Scan the data below. Pull out each line where "title" occurs.

┄┄┄┄┄┄

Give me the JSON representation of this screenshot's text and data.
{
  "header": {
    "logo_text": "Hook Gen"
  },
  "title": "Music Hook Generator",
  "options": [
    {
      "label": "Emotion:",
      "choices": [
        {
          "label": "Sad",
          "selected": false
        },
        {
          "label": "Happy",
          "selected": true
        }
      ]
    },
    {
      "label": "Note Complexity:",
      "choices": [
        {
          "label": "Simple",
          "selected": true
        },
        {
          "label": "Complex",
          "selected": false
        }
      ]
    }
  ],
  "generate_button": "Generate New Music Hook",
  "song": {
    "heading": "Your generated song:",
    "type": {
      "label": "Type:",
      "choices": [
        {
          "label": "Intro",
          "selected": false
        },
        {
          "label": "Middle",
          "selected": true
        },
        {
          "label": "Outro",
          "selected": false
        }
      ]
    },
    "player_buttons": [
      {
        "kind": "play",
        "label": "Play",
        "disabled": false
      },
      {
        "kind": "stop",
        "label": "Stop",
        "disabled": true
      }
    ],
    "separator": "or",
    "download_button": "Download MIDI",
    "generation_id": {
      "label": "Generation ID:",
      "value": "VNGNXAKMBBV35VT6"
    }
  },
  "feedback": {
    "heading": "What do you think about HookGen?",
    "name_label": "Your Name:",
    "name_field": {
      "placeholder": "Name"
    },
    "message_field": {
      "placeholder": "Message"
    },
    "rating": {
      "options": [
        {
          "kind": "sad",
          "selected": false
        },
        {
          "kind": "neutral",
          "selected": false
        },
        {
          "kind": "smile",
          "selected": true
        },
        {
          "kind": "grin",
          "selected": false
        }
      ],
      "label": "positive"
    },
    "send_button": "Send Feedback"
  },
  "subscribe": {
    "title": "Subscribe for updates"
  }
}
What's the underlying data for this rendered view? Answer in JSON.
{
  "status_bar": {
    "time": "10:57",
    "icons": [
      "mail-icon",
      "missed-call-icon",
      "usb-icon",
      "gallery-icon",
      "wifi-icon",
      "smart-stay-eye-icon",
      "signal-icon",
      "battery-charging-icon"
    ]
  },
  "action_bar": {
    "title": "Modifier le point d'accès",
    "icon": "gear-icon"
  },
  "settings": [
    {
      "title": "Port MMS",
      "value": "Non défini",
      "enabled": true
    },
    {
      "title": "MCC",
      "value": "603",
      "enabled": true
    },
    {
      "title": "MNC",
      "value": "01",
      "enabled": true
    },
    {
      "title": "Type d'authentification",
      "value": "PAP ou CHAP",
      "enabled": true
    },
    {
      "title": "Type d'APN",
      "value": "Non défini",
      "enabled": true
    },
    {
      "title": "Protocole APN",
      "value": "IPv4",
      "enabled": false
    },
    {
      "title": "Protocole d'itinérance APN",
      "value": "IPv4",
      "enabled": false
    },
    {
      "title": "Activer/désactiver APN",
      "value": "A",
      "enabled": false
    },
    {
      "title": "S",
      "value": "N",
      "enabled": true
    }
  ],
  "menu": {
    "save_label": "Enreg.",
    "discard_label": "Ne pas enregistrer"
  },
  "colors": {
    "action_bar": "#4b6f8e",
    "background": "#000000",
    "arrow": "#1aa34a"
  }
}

┄┄┄┄┄┄

EXPECTED ANSWER
  "title": "Music Hook Generator",
    "title": "Subscribe for updates"
    "title": "Modifier le point d'accès",
      "title": "Port MMS",
      "title": "MCC",
      "title": "MNC",
      "title": "Type d'authentification",
      "title": "Type d'APN",
      "title": "Protocole APN",
      "title": "Protocole d'itinérance APN",
      "title": "Activer/désactiver APN",
      "title": "S",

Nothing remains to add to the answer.